Task data:
= = = = = = =

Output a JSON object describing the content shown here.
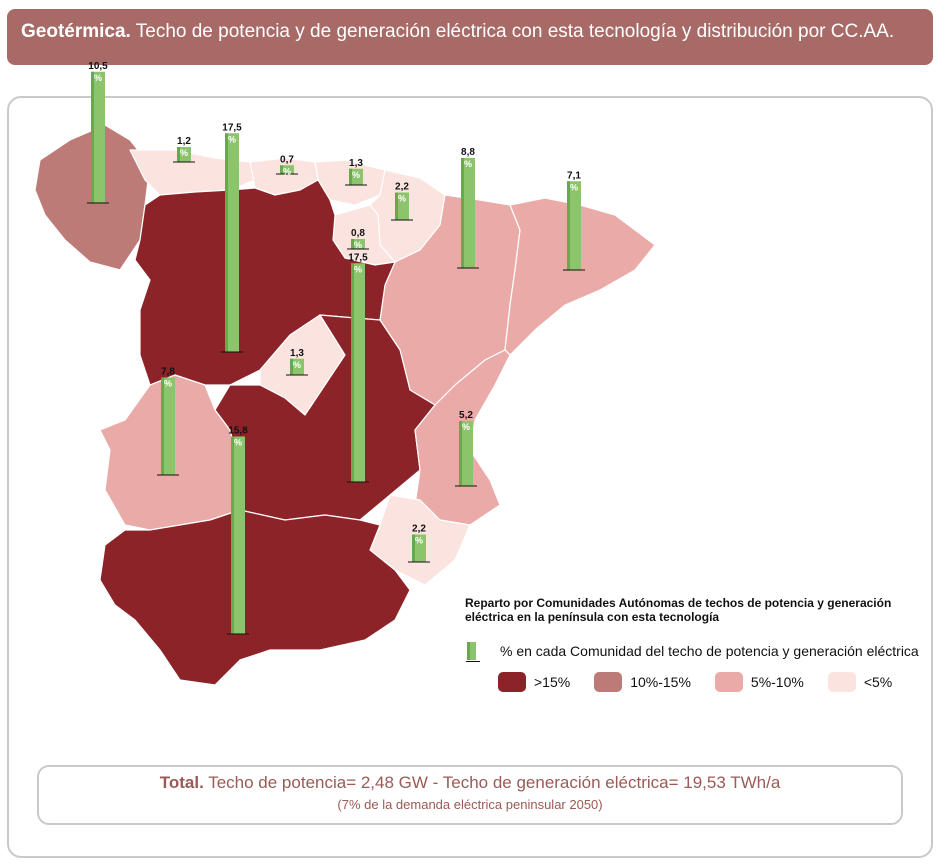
{
  "header": {
    "title_bold": "Geotérmica.",
    "title_rest": " Techo de potencia y de generación eléctrica con esta tecnología y distribución por CC.AA."
  },
  "legend": {
    "title": "Reparto por Comunidades Autónomas de techos de potencia y generación eléctrica en la península con esta tecnología",
    "bar_label": "% en cada Comunidad del techo de potencia y generación eléctrica",
    "categories": [
      {
        "label": ">15%",
        "color": "#8b2328"
      },
      {
        "label": "10%-15%",
        "color": "#bd7b78"
      },
      {
        "label": "5%-10%",
        "color": "#eaaaa8"
      },
      {
        "label": "<5%",
        "color": "#fbe4df"
      }
    ]
  },
  "bar_glyph": "%",
  "regions": [
    {
      "name": "Galicia",
      "class": "10%-15%",
      "value": "10,5"
    },
    {
      "name": "Asturias",
      "class": "<5%",
      "value": "1,2"
    },
    {
      "name": "Cantabria",
      "class": "<5%",
      "value": "0,7"
    },
    {
      "name": "País Vasco",
      "class": "<5%",
      "value": "1,3"
    },
    {
      "name": "Navarra",
      "class": "<5%",
      "value": "2,2"
    },
    {
      "name": "La Rioja",
      "class": "<5%",
      "value": "0,8"
    },
    {
      "name": "Aragón",
      "class": "5%-10%",
      "value": "8,8"
    },
    {
      "name": "Cataluña",
      "class": "5%-10%",
      "value": "7,1"
    },
    {
      "name": "Castilla y León",
      "class": ">15%",
      "value": "17,5"
    },
    {
      "name": "Madrid",
      "class": "<5%",
      "value": "1,3"
    },
    {
      "name": "Castilla-La Mancha",
      "class": ">15%",
      "value": "17,5"
    },
    {
      "name": "Extremadura",
      "class": "5%-10%",
      "value": "7,8"
    },
    {
      "name": "Comunidad Valenciana",
      "class": "5%-10%",
      "value": "5,2"
    },
    {
      "name": "Murcia",
      "class": "<5%",
      "value": "2,2"
    },
    {
      "name": "Andalucía",
      "class": ">15%",
      "value": "15,8"
    }
  ],
  "total": {
    "label": "Total.",
    "text": " Techo de potencia= 2,48 GW - Techo de generación eléctrica= 19,53 TWh/a",
    "note": "(7% de la demanda eléctrica peninsular 2050)"
  }
}
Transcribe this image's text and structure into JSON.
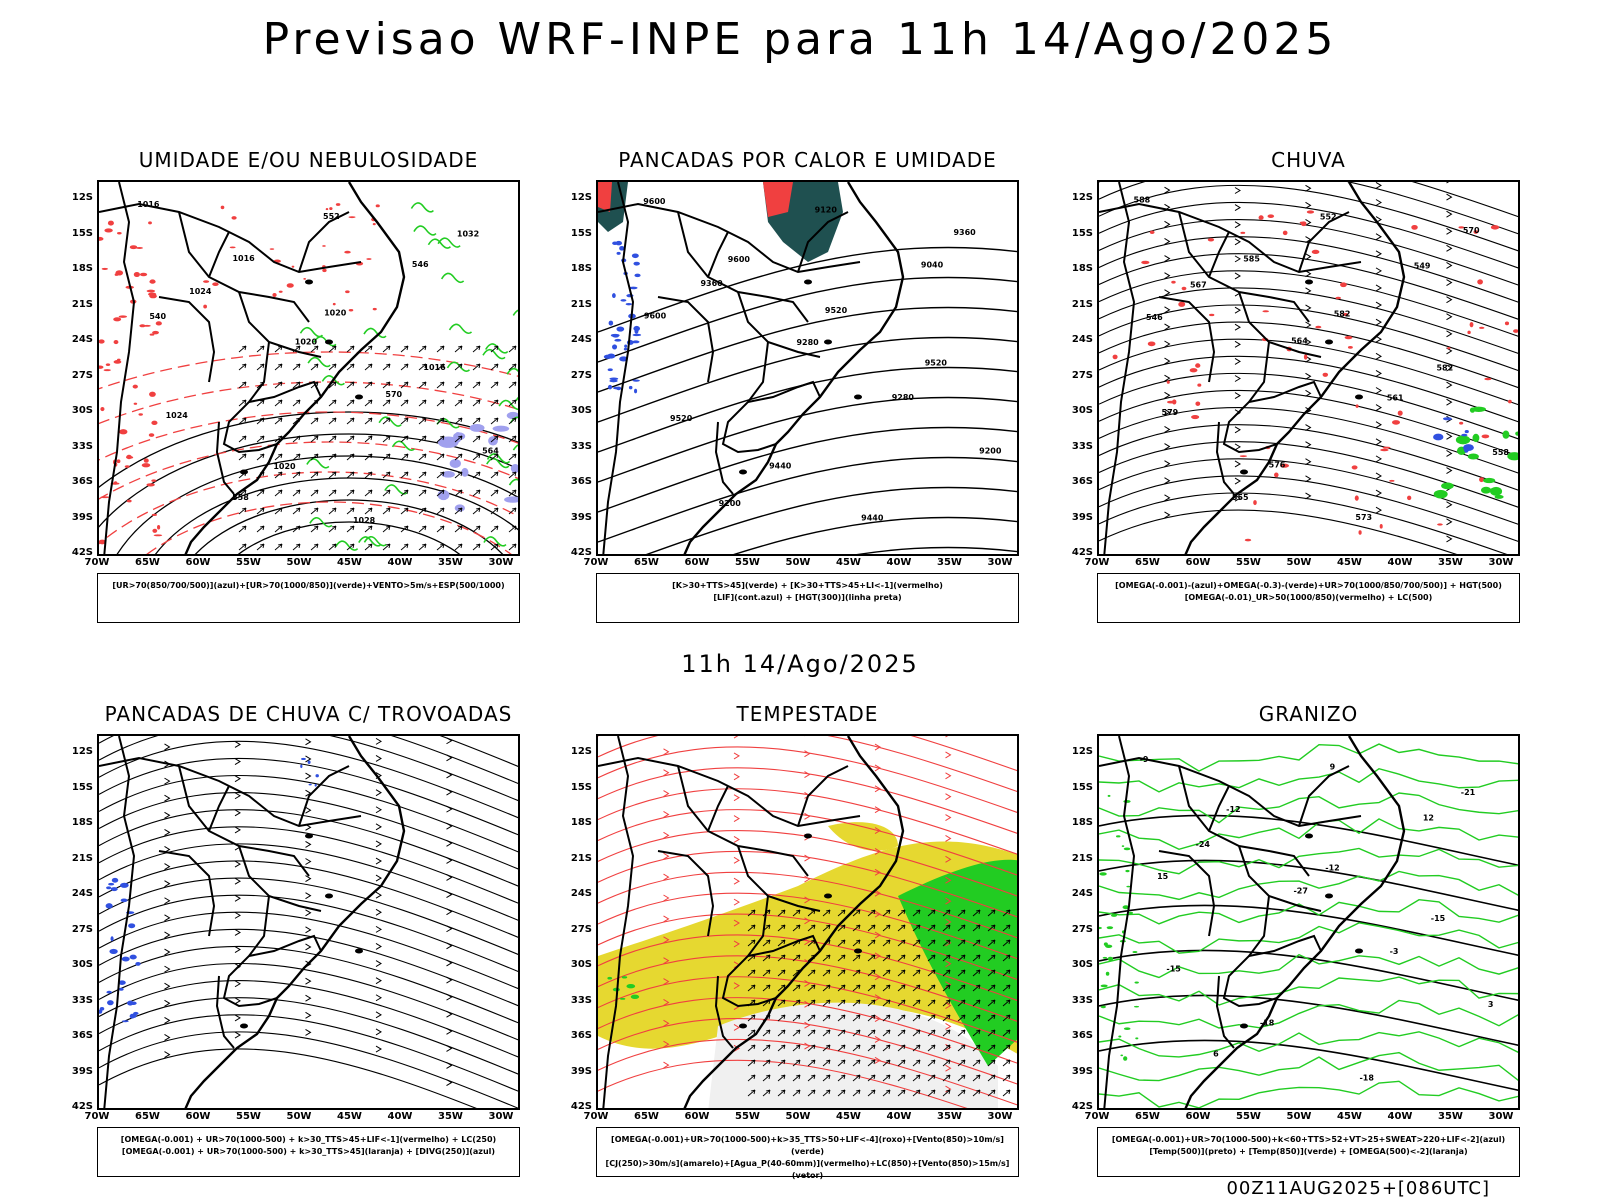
{
  "title": "Previsao WRF-INPE  para 11h 14/Ago/2025",
  "mid_title": "11h 14/Ago/2025",
  "footer": "00Z11AUG2025+[086UTC]",
  "axes": {
    "lat_labels": [
      "12S",
      "15S",
      "18S",
      "21S",
      "24S",
      "27S",
      "30S",
      "33S",
      "36S",
      "39S",
      "42S"
    ],
    "lon_labels": [
      "70W",
      "65W",
      "60W",
      "55W",
      "50W",
      "45W",
      "40W",
      "35W",
      "30W"
    ]
  },
  "colors": {
    "blue": "#3050e0",
    "green": "#22cc22",
    "red": "#f04040",
    "yellow": "#e6d830",
    "dark_teal": "#1f5050",
    "lavender": "#a0a0ee",
    "black": "#000000"
  },
  "panels": [
    {
      "id": "umidade",
      "title": "UMIDADE E/OU NEBULOSIDADE",
      "legend": [
        "[UR>70(850/700/500)](azul)+[UR>70(1000/850)](verde)+VENTO>5m/s+ESP(500/1000)"
      ],
      "contour_labels": [
        "1016",
        "1016",
        "1020",
        "1016",
        "1024",
        "1020",
        "1028",
        "1032",
        "1024",
        "1020",
        "570",
        "564",
        "558",
        "552",
        "546",
        "540"
      ]
    },
    {
      "id": "pancadas-calor",
      "title": "PANCADAS POR CALOR E UMIDADE",
      "legend": [
        "[K>30+TTS>45](verde) + [K>30+TTS>45+LI<-1](vermelho)",
        "[LIF](cont.azul) + [HGT(300)](linha preta)"
      ],
      "contour_labels": [
        "9600",
        "9600",
        "9520",
        "9520",
        "9520",
        "9440",
        "9440",
        "9360",
        "9360",
        "9280",
        "9280",
        "9200",
        "9200",
        "9120",
        "9040",
        "9600"
      ]
    },
    {
      "id": "chuva",
      "title": "CHUVA",
      "legend": [
        "[OMEGA(-0.001)-(azul)+OMEGA(-0.3)-(verde)+UR>70(1000/850/700/500)] + HGT(500)",
        "[OMEGA(-0.01)_UR>50(1000/850)(vermelho) + LC(500)"
      ],
      "contour_labels": [
        "588",
        "585",
        "582",
        "582",
        "579",
        "576",
        "573",
        "570",
        "567",
        "564",
        "561",
        "558",
        "555",
        "552",
        "549",
        "546"
      ]
    },
    {
      "id": "pancadas-trovoadas",
      "title": "PANCADAS DE CHUVA C/ TROVOADAS",
      "legend": [
        "[OMEGA(-0.001) + UR>70(1000-500) + k>30_TTS>45+LIF<-1](vermelho) + LC(250)",
        "[OMEGA(-0.001) + UR>70(1000-500) + k>30_TTS>45](laranja) + [DIVG(250)](azul)"
      ],
      "contour_labels": []
    },
    {
      "id": "tempestade",
      "title": "TEMPESTADE",
      "legend": [
        "[OMEGA(-0.001)+UR>70(1000-500)+k>35_TTS>50+LIF<-4](roxo)+[Vento(850)>10m/s](verde)",
        "[CJ(250)>30m/s](amarelo)+[Agua_P(40-60mm)](vermelho)+LC(850)+[Vento(850)>15m/s](vetor)"
      ],
      "contour_labels": []
    },
    {
      "id": "granizo",
      "title": "GRANIZO",
      "legend": [
        "[OMEGA(-0.001)+UR>70(1000-500)+k<60+TTS>52+VT>25+SWEAT>220+LIF<-2](azul)",
        "[Temp(500)](preto) + [Temp(850)](verde) + [OMEGA(500)<-2](laranja)"
      ],
      "contour_labels": [
        "-9",
        "-12",
        "-12",
        "-15",
        "-15",
        "-18",
        "-18",
        "-21",
        "-24",
        "-27",
        "-3",
        "3",
        "6",
        "9",
        "12",
        "15"
      ]
    }
  ]
}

= = = = = = =

What this task involves: Report every line in the data above in which the word "potencia" appears.

Final answer:
    "title_rest": " Techo de potencia y de generación eléctrica con esta tecnología y distribución por CC.AA."
    "title": "Reparto por Comunidades Autónomas de techos de potencia y generación eléctrica en la península con esta tecnología",
    "bar_label": "% en cada Comunidad del techo de potencia y generación eléctrica",
    "text": " Techo de potencia= 2,48 GW - Techo de generación eléctrica= 19,53 TWh/a",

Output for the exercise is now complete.